[Items from a dataset]
———
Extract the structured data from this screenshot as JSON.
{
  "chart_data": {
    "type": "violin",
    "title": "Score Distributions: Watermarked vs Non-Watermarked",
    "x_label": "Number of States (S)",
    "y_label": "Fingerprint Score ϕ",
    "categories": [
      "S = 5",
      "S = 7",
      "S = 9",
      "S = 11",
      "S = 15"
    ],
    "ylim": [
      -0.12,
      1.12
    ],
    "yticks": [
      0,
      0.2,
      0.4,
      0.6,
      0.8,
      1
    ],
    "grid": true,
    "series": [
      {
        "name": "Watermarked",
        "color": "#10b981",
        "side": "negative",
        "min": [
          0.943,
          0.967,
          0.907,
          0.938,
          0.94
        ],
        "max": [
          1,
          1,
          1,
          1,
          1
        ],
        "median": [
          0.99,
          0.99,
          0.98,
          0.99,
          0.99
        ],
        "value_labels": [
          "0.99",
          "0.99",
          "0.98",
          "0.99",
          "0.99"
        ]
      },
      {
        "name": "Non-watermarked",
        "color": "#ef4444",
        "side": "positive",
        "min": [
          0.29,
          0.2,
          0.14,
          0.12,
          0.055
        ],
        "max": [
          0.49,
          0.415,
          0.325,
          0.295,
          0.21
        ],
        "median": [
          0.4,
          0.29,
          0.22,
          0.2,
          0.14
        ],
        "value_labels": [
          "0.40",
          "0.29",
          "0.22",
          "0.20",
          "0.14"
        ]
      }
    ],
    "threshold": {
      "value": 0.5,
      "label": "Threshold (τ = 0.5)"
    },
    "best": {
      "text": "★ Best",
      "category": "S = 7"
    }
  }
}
———
Challenge: The word "name" may occur in lines of the records. Report how many such lines there are, giving only the number.

Task solution: 2